Chart and figure data
══════════

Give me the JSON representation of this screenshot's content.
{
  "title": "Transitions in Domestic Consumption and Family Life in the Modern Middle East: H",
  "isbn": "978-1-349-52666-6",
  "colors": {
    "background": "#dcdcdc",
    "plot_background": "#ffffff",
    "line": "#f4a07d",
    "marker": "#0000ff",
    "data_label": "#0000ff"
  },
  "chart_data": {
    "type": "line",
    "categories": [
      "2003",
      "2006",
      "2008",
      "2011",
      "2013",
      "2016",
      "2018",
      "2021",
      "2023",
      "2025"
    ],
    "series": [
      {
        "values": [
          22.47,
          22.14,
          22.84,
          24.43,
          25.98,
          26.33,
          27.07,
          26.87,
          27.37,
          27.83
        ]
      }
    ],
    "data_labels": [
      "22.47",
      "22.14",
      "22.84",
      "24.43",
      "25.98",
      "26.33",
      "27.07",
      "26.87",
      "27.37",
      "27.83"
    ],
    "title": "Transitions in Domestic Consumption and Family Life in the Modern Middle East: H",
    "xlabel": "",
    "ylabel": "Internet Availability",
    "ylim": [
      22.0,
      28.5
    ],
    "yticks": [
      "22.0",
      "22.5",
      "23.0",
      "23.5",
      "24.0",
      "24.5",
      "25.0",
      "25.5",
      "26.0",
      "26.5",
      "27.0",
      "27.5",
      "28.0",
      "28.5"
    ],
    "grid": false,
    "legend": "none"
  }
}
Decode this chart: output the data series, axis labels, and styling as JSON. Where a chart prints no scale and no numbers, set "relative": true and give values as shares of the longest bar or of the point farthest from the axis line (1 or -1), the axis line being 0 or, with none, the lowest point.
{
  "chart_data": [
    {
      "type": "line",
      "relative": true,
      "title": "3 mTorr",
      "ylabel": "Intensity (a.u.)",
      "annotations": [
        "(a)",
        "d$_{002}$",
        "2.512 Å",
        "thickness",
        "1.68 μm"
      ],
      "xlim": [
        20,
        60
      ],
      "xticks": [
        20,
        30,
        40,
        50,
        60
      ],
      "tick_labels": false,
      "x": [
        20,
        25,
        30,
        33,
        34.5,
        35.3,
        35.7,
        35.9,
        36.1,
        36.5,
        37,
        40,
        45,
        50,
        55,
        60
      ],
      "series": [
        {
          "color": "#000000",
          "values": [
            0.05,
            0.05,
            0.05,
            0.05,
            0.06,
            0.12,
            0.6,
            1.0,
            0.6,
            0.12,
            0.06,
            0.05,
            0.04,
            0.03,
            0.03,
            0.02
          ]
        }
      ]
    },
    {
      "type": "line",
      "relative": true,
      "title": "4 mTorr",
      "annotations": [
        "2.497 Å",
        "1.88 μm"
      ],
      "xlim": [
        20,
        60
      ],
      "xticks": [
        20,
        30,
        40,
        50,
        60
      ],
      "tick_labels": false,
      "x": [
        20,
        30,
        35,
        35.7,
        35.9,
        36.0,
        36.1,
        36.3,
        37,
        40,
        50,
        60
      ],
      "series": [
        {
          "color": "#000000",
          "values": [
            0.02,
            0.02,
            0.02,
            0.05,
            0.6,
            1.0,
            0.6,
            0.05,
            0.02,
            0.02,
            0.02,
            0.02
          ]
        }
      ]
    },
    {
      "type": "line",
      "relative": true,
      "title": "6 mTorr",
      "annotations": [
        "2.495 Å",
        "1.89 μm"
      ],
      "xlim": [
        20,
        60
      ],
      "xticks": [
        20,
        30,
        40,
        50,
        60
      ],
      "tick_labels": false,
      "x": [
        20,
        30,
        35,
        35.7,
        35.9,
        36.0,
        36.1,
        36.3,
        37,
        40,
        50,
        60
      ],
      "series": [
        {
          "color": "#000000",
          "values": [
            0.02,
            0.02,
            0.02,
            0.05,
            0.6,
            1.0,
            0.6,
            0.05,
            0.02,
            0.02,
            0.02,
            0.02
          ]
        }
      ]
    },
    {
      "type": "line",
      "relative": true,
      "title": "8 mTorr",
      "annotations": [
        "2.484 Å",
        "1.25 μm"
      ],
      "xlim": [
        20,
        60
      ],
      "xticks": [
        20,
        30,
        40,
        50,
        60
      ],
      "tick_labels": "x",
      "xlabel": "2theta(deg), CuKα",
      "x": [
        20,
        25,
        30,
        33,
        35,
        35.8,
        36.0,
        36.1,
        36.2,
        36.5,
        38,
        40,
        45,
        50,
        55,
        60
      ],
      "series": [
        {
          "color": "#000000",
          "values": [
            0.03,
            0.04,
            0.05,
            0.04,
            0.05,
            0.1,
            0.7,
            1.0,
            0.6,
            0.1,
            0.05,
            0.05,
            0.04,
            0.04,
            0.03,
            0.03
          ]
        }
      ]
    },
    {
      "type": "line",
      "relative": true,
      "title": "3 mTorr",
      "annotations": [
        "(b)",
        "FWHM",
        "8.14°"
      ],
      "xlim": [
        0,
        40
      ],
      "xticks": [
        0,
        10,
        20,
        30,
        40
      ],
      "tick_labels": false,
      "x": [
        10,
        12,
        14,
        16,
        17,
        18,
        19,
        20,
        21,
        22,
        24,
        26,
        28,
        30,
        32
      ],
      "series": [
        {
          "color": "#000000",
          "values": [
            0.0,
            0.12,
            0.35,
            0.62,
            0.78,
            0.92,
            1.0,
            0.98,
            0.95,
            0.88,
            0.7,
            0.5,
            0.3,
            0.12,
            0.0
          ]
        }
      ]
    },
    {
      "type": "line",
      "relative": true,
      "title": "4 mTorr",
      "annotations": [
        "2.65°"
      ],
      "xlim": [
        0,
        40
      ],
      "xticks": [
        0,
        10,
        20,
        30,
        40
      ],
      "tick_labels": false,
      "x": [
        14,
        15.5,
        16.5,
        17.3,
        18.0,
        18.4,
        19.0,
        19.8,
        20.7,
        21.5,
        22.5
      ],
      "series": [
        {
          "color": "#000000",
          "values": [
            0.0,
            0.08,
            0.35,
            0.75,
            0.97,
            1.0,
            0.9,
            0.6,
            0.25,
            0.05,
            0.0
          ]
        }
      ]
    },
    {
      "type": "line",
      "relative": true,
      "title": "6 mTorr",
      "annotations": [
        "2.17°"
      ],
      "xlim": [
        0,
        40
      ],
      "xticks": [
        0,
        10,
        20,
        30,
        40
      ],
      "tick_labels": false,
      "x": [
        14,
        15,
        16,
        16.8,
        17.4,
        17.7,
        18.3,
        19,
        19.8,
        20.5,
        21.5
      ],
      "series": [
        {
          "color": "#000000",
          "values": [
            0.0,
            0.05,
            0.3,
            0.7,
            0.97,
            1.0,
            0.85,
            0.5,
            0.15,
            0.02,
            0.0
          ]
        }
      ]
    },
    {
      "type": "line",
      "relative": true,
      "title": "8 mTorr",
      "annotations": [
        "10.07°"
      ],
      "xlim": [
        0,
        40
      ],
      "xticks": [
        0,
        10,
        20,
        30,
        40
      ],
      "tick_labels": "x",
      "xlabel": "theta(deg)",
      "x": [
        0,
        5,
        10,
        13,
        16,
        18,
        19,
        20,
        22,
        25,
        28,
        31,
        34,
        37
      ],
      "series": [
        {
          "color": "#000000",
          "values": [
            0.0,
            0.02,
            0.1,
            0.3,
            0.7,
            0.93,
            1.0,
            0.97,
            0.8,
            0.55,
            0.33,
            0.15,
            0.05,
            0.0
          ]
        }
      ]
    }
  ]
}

══════════

Do this: Your task is to repeat every entry exactly.

Solution:
Give me the JSON representation of this screenshot's content.
{
  "title": "Transitions in Domestic Consumption and Family Life in the Modern Middle East: H",
  "isbn": "978-1-349-52666-6",
  "colors": {
    "background": "#dcdcdc",
    "plot_background": "#ffffff",
    "line": "#f4a07d",
    "marker": "#0000ff",
    "data_label": "#0000ff"
  },
  "chart_data": {
    "type": "line",
    "categories": [
      "2003",
      "2006",
      "2008",
      "2011",
      "2013",
      "2016",
      "2018",
      "2021",
      "2023",
      "2025"
    ],
    "series": [
      {
        "values": [
          22.47,
          22.14,
          22.84,
          24.43,
          25.98,
          26.33,
          27.07,
          26.87,
          27.37,
          27.83
        ]
      }
    ],
    "data_labels": [
      "22.47",
      "22.14",
      "22.84",
      "24.43",
      "25.98",
      "26.33",
      "27.07",
      "26.87",
      "27.37",
      "27.83"
    ],
    "title": "Transitions in Domestic Consumption and Family Life in the Modern Middle East: H",
    "xlabel": "",
    "ylabel": "Internet Availability",
    "ylim": [
      22.0,
      28.5
    ],
    "yticks": [
      "22.0",
      "22.5",
      "23.0",
      "23.5",
      "24.0",
      "24.5",
      "25.0",
      "25.5",
      "26.0",
      "26.5",
      "27.0",
      "27.5",
      "28.0",
      "28.5"
    ],
    "grid": false,
    "legend": "none"
  }
}
Decode this chart: output the data series, axis labels, and styling as JSON. Where a chart prints no scale and no numbers, set "relative": true and give values as shares of the longest bar or of the point farthest from the axis line (1 or -1), the axis line being 0 or, with none, the lowest point.
{
  "chart_data": [
    {
      "type": "line",
      "relative": true,
      "title": "3 mTorr",
      "ylabel": "Intensity (a.u.)",
      "annotations": [
        "(a)",
        "d$_{002}$",
        "2.512 Å",
        "thickness",
        "1.68 μm"
      ],
      "xlim": [
        20,
        60
      ],
      "xticks": [
        20,
        30,
        40,
        50,
        60
      ],
      "tick_labels": false,
      "x": [
        20,
        25,
        30,
        33,
        34.5,
        35.3,
        35.7,
        35.9,
        36.1,
        36.5,
        37,
        40,
        45,
        50,
        55,
        60
      ],
      "series": [
        {
          "color": "#000000",
          "values": [
            0.05,
            0.05,
            0.05,
            0.05,
            0.06,
            0.12,
            0.6,
            1.0,
            0.6,
            0.12,
            0.06,
            0.05,
            0.04,
            0.03,
            0.03,
            0.02
          ]
        }
      ]
    },
    {
      "type": "line",
      "relative": true,
      "title": "4 mTorr",
      "annotations": [
        "2.497 Å",
        "1.88 μm"
      ],
      "xlim": [
        20,
        60
      ],
      "xticks": [
        20,
        30,
        40,
        50,
        60
      ],
      "tick_labels": false,
      "x": [
        20,
        30,
        35,
        35.7,
        35.9,
        36.0,
        36.1,
        36.3,
        37,
        40,
        50,
        60
      ],
      "series": [
        {
          "color": "#000000",
          "values": [
            0.02,
            0.02,
            0.02,
            0.05,
            0.6,
            1.0,
            0.6,
            0.05,
            0.02,
            0.02,
            0.02,
            0.02
          ]
        }
      ]
    },
    {
      "type": "line",
      "relative": true,
      "title": "6 mTorr",
      "annotations": [
        "2.495 Å",
        "1.89 μm"
      ],
      "xlim": [
        20,
        60
      ],
      "xticks": [
        20,
        30,
        40,
        50,
        60
      ],
      "tick_labels": false,
      "x": [
        20,
        30,
        35,
        35.7,
        35.9,
        36.0,
        36.1,
        36.3,
        37,
        40,
        50,
        60
      ],
      "series": [
        {
          "color": "#000000",
          "values": [
            0.02,
            0.02,
            0.02,
            0.05,
            0.6,
            1.0,
            0.6,
            0.05,
            0.02,
            0.02,
            0.02,
            0.02
          ]
        }
      ]
    },
    {
      "type": "line",
      "relative": true,
      "title": "8 mTorr",
      "annotations": [
        "2.484 Å",
        "1.25 μm"
      ],
      "xlim": [
        20,
        60
      ],
      "xticks": [
        20,
        30,
        40,
        50,
        60
      ],
      "tick_labels": "x",
      "xlabel": "2theta(deg), CuKα",
      "x": [
        20,
        25,
        30,
        33,
        35,
        35.8,
        36.0,
        36.1,
        36.2,
        36.5,
        38,
        40,
        45,
        50,
        55,
        60
      ],
      "series": [
        {
          "color": "#000000",
          "values": [
            0.03,
            0.04,
            0.05,
            0.04,
            0.05,
            0.1,
            0.7,
            1.0,
            0.6,
            0.1,
            0.05,
            0.05,
            0.04,
            0.04,
            0.03,
            0.03
          ]
        }
      ]
    },
    {
      "type": "line",
      "relative": true,
      "title": "3 mTorr",
      "annotations": [
        "(b)",
        "FWHM",
        "8.14°"
      ],
      "xlim": [
        0,
        40
      ],
      "xticks": [
        0,
        10,
        20,
        30,
        40
      ],
      "tick_labels": false,
      "x": [
        10,
        12,
        14,
        16,
        17,
        18,
        19,
        20,
        21,
        22,
        24,
        26,
        28,
        30,
        32
      ],
      "series": [
        {
          "color": "#000000",
          "values": [
            0.0,
            0.12,
            0.35,
            0.62,
            0.78,
            0.92,
            1.0,
            0.98,
            0.95,
            0.88,
            0.7,
            0.5,
            0.3,
            0.12,
            0.0
          ]
        }
      ]
    },
    {
      "type": "line",
      "relative": true,
      "title": "4 mTorr",
      "annotations": [
        "2.65°"
      ],
      "xlim": [
        0,
        40
      ],
      "xticks": [
        0,
        10,
        20,
        30,
        40
      ],
      "tick_labels": false,
      "x": [
        14,
        15.5,
        16.5,
        17.3,
        18.0,
        18.4,
        19.0,
        19.8,
        20.7,
        21.5,
        22.5
      ],
      "series": [
        {
          "color": "#000000",
          "values": [
            0.0,
            0.08,
            0.35,
            0.75,
            0.97,
            1.0,
            0.9,
            0.6,
            0.25,
            0.05,
            0.0
          ]
        }
      ]
    },
    {
      "type": "line",
      "relative": true,
      "title": "6 mTorr",
      "annotations": [
        "2.17°"
      ],
      "xlim": [
        0,
        40
      ],
      "xticks": [
        0,
        10,
        20,
        30,
        40
      ],
      "tick_labels": false,
      "x": [
        14,
        15,
        16,
        16.8,
        17.4,
        17.7,
        18.3,
        19,
        19.8,
        20.5,
        21.5
      ],
      "series": [
        {
          "color": "#000000",
          "values": [
            0.0,
            0.05,
            0.3,
            0.7,
            0.97,
            1.0,
            0.85,
            0.5,
            0.15,
            0.02,
            0.0
          ]
        }
      ]
    },
    {
      "type": "line",
      "relative": true,
      "title": "8 mTorr",
      "annotations": [
        "10.07°"
      ],
      "xlim": [
        0,
        40
      ],
      "xticks": [
        0,
        10,
        20,
        30,
        40
      ],
      "tick_labels": "x",
      "xlabel": "theta(deg)",
      "x": [
        0,
        5,
        10,
        13,
        16,
        18,
        19,
        20,
        22,
        25,
        28,
        31,
        34,
        37
      ],
      "series": [
        {
          "color": "#000000",
          "values": [
            0.0,
            0.02,
            0.1,
            0.3,
            0.7,
            0.93,
            1.0,
            0.97,
            0.8,
            0.55,
            0.33,
            0.15,
            0.05,
            0.0
          ]
        }
      ]
    }
  ]
}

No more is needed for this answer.